Work to be completed → Count, in the entries below, the lines in which "triangle" occurs. Give the number, nothing more.

# START OF Provided records

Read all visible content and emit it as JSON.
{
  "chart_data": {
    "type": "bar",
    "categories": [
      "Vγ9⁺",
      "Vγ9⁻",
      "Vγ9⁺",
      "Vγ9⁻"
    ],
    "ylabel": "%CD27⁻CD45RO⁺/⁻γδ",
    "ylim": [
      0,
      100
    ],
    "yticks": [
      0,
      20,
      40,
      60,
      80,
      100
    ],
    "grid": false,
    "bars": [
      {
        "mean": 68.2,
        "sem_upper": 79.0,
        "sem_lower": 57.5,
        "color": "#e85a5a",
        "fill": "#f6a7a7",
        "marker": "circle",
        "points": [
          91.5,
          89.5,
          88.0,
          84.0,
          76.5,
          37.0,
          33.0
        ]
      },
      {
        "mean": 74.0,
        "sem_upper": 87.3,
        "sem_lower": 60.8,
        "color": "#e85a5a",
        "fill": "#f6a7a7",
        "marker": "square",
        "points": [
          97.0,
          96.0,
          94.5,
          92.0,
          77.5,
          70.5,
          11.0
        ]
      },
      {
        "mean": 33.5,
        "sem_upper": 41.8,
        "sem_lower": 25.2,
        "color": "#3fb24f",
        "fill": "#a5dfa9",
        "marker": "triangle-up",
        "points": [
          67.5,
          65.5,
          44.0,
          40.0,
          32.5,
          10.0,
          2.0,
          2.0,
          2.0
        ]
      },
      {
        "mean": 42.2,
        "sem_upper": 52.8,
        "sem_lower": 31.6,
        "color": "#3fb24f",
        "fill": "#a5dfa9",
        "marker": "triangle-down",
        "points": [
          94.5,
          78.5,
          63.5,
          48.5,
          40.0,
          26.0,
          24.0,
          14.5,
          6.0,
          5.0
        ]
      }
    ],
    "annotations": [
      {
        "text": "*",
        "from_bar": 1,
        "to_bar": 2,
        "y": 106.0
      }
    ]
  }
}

# END OF Provided records

Result for this exercise → 2